§ **Exercise objective**: Transcribe exactly the lines from the one containing "Read out every word on this page." through the end of the data, both included. Leave out pictures.

§ **Supplied material**:
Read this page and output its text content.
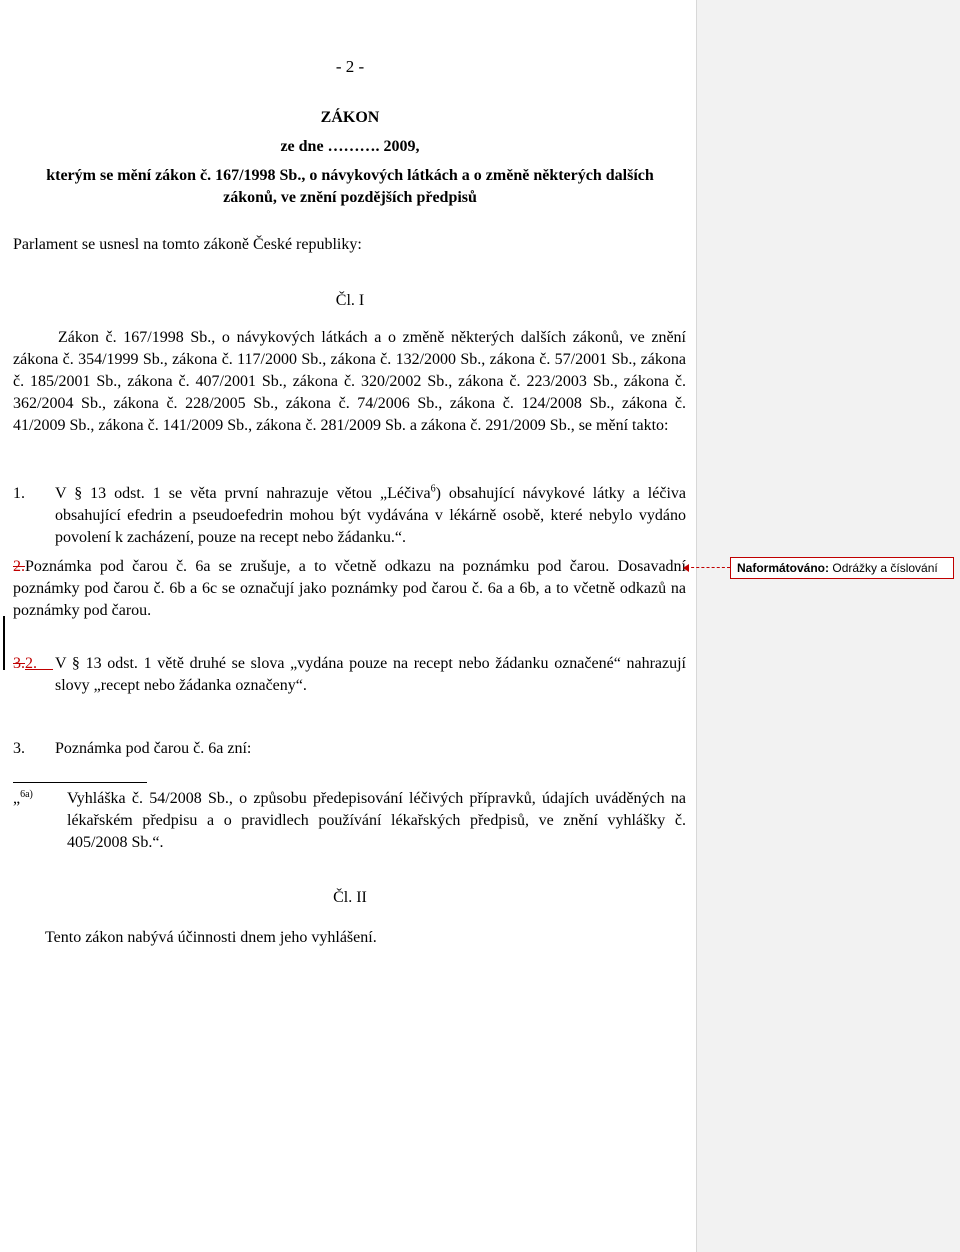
- 2 -
ZÁKON
ze dne ………. 2009,
kterým se mění zákon č. 167/1998 Sb., o návykových látkách a o změně některých dalších zákonů, ve znění pozdějších předpisů
Parlament se usnesl na tomto zákoně České republiky:
Čl. I
Zákon č. 167/1998 Sb., o návykových látkách a o změně některých dalších zákonů, ve znění zákona č. 354/1999 Sb., zákona č. 117/2000 Sb., zákona č. 132/2000 Sb., zákona č. 57/2001 Sb., zákona č. 185/2001 Sb., zákona č. 407/2001 Sb., zákona č. 320/2002 Sb., zákona č. 223/2003 Sb., zákona č. 362/2004 Sb., zákona č. 228/2005 Sb., zákona č. 74/2006 Sb., zákona č. 124/2008 Sb., zákona č. 41/2009 Sb., zákona č. 141/2009 Sb., zákona č. 281/2009 Sb. a zákona č. 291/2009 Sb., se mění takto:
1. V § 13 odst. 1 se věta první nahrazuje větou „Léčiva$^6$) obsahující návykové látky a léčiva obsahující efedrin a pseudoefedrin mohou být vydávána v lékárně osobě, které nebylo vydáno povolení k zacházení, pouze na recept nebo žádanku.“.
2.Poznámka pod čarou č. 6a se zrušuje, a to včetně odkazu na poznámku pod čarou. Dosavadní poznámky pod čarou č. 6b a 6c se označují jako poznámky pod čarou č. 6a a 6b, a to včetně odkazů na poznámky pod čarou.
3.2.	V § 13 odst. 1 větě druhé se slova „vydána pouze na recept nebo žádanku označené“ nahrazují slovy „recept nebo žádanka označeny“.
3. Poznámka pod čarou č. 6a zní:
„$^{6a)}$ Vyhláška č. 54/2008 Sb., o způsobu předepisování léčivých přípravků, údajích uváděných na lékařském předpisu a o pravidlech používání lékařských předpisů, ve znění vyhlášky č. 405/2008 Sb.“.
Čl. II
Tento zákon nabývá účinnosti dnem jeho vyhlášení.
Naformátováno: Odrážky a číslování
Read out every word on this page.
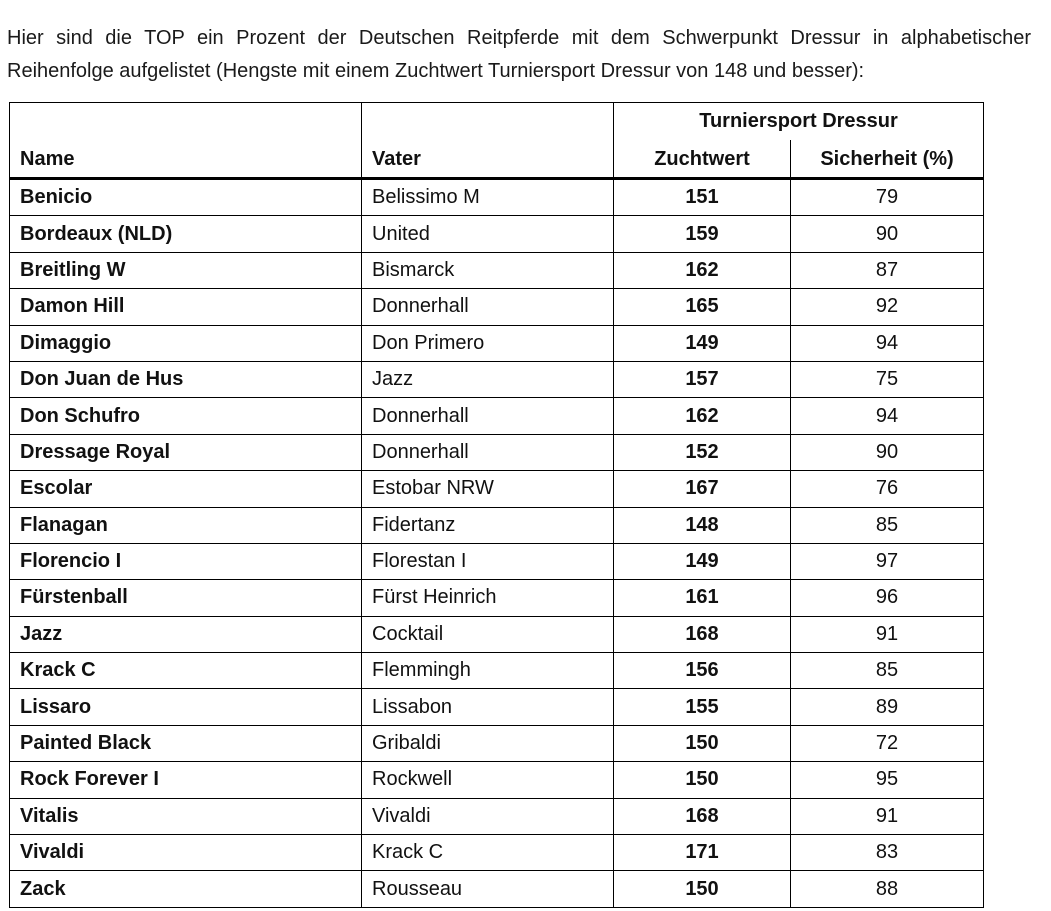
Hier sind die TOP ein Prozent der Deutschen Reitpferde mit dem Schwerpunkt Dressur in alphabetischer Reihenfolge aufgelistet (Hengste mit einem Zuchtwert Turniersport Dressur von 148 und besser):

Name	Vater	Turniersport Dressur	
		Zuchtwert	Sicherheit (%)
Benicio	Belissimo M	151	79
Bordeaux (NLD)	United	159	90
Breitling W	Bismarck	162	87
Damon Hill	Donnerhall	165	92
Dimaggio	Don Primero	149	94
Don Juan de Hus	Jazz	157	75
Don Schufro	Donnerhall	162	94
Dressage Royal	Donnerhall	152	90
Escolar	Estobar NRW	167	76
Flanagan	Fidertanz	148	85
Florencio I	Florestan I	149	97
Fürstenball	Fürst Heinrich	161	96
Jazz	Cocktail	168	91
Krack C	Flemmingh	156	85
Lissaro	Lissabon	155	89
Painted Black	Gribaldi	150	72
Rock Forever I	Rockwell	150	95
Vitalis	Vivaldi	168	91
Vivaldi	Krack C	171	83
Zack	Rousseau	150	88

§ **Full output**:
Read out every word on this page.
Hier sind die TOP ein Prozent der Deutschen Reitpferde mit dem Schwerpunkt Dressur in alphabetischer Reihenfolge aufgelistet (Hengste mit einem Zuchtwert Turniersport Dressur von 148 und besser):

Name	Vater	Turniersport Dressur	
		Zuchtwert	Sicherheit (%)
Benicio	Belissimo M	151	79
Bordeaux (NLD)	United	159	90
Breitling W	Bismarck	162	87
Damon Hill	Donnerhall	165	92
Dimaggio	Don Primero	149	94
Don Juan de Hus	Jazz	157	75
Don Schufro	Donnerhall	162	94
Dressage Royal	Donnerhall	152	90
Escolar	Estobar NRW	167	76
Flanagan	Fidertanz	148	85
Florencio I	Florestan I	149	97
Fürstenball	Fürst Heinrich	161	96
Jazz	Cocktail	168	91
Krack C	Flemmingh	156	85
Lissaro	Lissabon	155	89
Painted Black	Gribaldi	150	72
Rock Forever I	Rockwell	150	95
Vitalis	Vivaldi	168	91
Vivaldi	Krack C	171	83
Zack	Rousseau	150	88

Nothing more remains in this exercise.